* _What the task asks_
Can you output the material exactly as written, minus any pictures it holds?

Data tied to figure images
+===+

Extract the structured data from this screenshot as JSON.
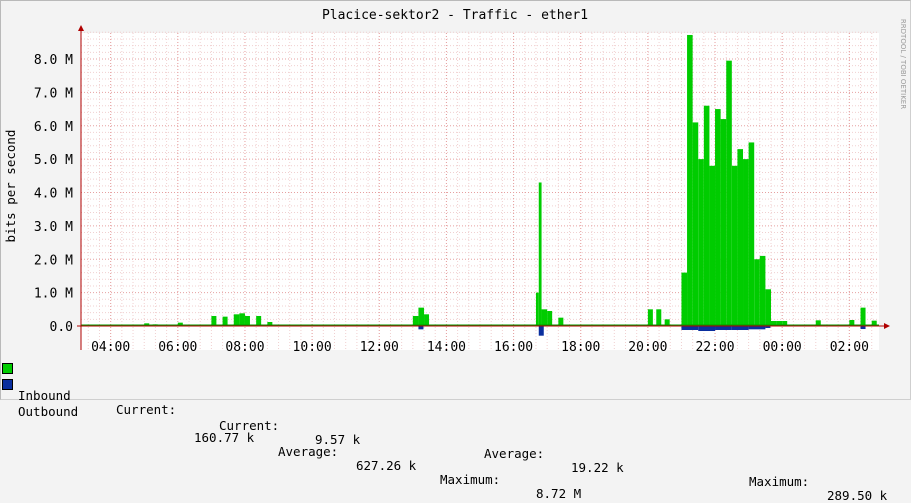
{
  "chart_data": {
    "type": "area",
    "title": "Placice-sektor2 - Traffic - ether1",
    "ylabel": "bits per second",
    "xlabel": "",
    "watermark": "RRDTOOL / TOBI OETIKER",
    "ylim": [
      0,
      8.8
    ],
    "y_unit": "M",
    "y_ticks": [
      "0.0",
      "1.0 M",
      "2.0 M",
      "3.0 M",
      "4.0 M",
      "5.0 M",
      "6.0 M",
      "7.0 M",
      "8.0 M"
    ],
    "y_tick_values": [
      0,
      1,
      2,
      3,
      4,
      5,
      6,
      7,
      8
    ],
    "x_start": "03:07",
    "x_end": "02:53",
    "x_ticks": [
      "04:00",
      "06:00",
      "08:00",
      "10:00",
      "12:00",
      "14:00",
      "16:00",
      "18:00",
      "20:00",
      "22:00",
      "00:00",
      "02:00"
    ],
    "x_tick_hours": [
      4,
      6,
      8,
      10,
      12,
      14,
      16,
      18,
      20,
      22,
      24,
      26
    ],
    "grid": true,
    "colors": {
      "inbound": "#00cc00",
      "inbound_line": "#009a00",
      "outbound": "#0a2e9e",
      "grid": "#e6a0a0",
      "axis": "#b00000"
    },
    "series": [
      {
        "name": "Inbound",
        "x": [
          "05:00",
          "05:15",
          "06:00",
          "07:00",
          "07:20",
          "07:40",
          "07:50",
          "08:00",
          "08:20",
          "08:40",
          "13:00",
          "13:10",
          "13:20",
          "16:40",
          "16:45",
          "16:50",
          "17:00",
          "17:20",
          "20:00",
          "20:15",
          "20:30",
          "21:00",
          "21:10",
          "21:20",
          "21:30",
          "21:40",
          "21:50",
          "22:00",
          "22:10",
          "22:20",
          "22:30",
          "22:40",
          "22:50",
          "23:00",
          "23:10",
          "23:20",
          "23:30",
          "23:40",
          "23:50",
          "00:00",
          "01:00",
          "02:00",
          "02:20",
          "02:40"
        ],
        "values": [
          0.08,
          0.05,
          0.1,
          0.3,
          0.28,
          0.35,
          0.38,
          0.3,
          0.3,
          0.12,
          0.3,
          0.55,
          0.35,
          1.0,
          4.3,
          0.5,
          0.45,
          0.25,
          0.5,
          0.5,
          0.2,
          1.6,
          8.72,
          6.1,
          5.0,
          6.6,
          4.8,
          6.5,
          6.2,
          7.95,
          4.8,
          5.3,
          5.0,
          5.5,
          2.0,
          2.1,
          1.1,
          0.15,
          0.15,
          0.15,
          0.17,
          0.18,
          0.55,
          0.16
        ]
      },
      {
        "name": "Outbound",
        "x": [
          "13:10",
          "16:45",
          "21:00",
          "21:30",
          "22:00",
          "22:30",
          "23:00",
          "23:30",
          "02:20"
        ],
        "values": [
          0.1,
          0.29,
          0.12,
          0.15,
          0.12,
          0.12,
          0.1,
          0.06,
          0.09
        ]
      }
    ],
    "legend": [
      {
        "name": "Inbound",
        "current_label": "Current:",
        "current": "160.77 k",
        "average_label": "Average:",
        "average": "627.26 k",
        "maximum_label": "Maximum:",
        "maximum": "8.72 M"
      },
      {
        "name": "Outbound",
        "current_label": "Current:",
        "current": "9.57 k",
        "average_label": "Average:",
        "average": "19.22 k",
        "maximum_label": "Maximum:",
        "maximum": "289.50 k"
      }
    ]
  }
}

+===+

* _The response_
Extract the structured data from this screenshot as JSON.
{
  "chart_data": {
    "type": "area",
    "title": "Placice-sektor2 - Traffic - ether1",
    "ylabel": "bits per second",
    "xlabel": "",
    "watermark": "RRDTOOL / TOBI OETIKER",
    "ylim": [
      0,
      8.8
    ],
    "y_unit": "M",
    "y_ticks": [
      "0.0",
      "1.0 M",
      "2.0 M",
      "3.0 M",
      "4.0 M",
      "5.0 M",
      "6.0 M",
      "7.0 M",
      "8.0 M"
    ],
    "y_tick_values": [
      0,
      1,
      2,
      3,
      4,
      5,
      6,
      7,
      8
    ],
    "x_start": "03:07",
    "x_end": "02:53",
    "x_ticks": [
      "04:00",
      "06:00",
      "08:00",
      "10:00",
      "12:00",
      "14:00",
      "16:00",
      "18:00",
      "20:00",
      "22:00",
      "00:00",
      "02:00"
    ],
    "x_tick_hours": [
      4,
      6,
      8,
      10,
      12,
      14,
      16,
      18,
      20,
      22,
      24,
      26
    ],
    "grid": true,
    "colors": {
      "inbound": "#00cc00",
      "inbound_line": "#009a00",
      "outbound": "#0a2e9e",
      "grid": "#e6a0a0",
      "axis": "#b00000"
    },
    "series": [
      {
        "name": "Inbound",
        "x": [
          "05:00",
          "05:15",
          "06:00",
          "07:00",
          "07:20",
          "07:40",
          "07:50",
          "08:00",
          "08:20",
          "08:40",
          "13:00",
          "13:10",
          "13:20",
          "16:40",
          "16:45",
          "16:50",
          "17:00",
          "17:20",
          "20:00",
          "20:15",
          "20:30",
          "21:00",
          "21:10",
          "21:20",
          "21:30",
          "21:40",
          "21:50",
          "22:00",
          "22:10",
          "22:20",
          "22:30",
          "22:40",
          "22:50",
          "23:00",
          "23:10",
          "23:20",
          "23:30",
          "23:40",
          "23:50",
          "00:00",
          "01:00",
          "02:00",
          "02:20",
          "02:40"
        ],
        "values": [
          0.08,
          0.05,
          0.1,
          0.3,
          0.28,
          0.35,
          0.38,
          0.3,
          0.3,
          0.12,
          0.3,
          0.55,
          0.35,
          1.0,
          4.3,
          0.5,
          0.45,
          0.25,
          0.5,
          0.5,
          0.2,
          1.6,
          8.72,
          6.1,
          5.0,
          6.6,
          4.8,
          6.5,
          6.2,
          7.95,
          4.8,
          5.3,
          5.0,
          5.5,
          2.0,
          2.1,
          1.1,
          0.15,
          0.15,
          0.15,
          0.17,
          0.18,
          0.55,
          0.16
        ]
      },
      {
        "name": "Outbound",
        "x": [
          "13:10",
          "16:45",
          "21:00",
          "21:30",
          "22:00",
          "22:30",
          "23:00",
          "23:30",
          "02:20"
        ],
        "values": [
          0.1,
          0.29,
          0.12,
          0.15,
          0.12,
          0.12,
          0.1,
          0.06,
          0.09
        ]
      }
    ],
    "legend": [
      {
        "name": "Inbound",
        "current_label": "Current:",
        "current": "160.77 k",
        "average_label": "Average:",
        "average": "627.26 k",
        "maximum_label": "Maximum:",
        "maximum": "8.72 M"
      },
      {
        "name": "Outbound",
        "current_label": "Current:",
        "current": "9.57 k",
        "average_label": "Average:",
        "average": "19.22 k",
        "maximum_label": "Maximum:",
        "maximum": "289.50 k"
      }
    ]
  }
}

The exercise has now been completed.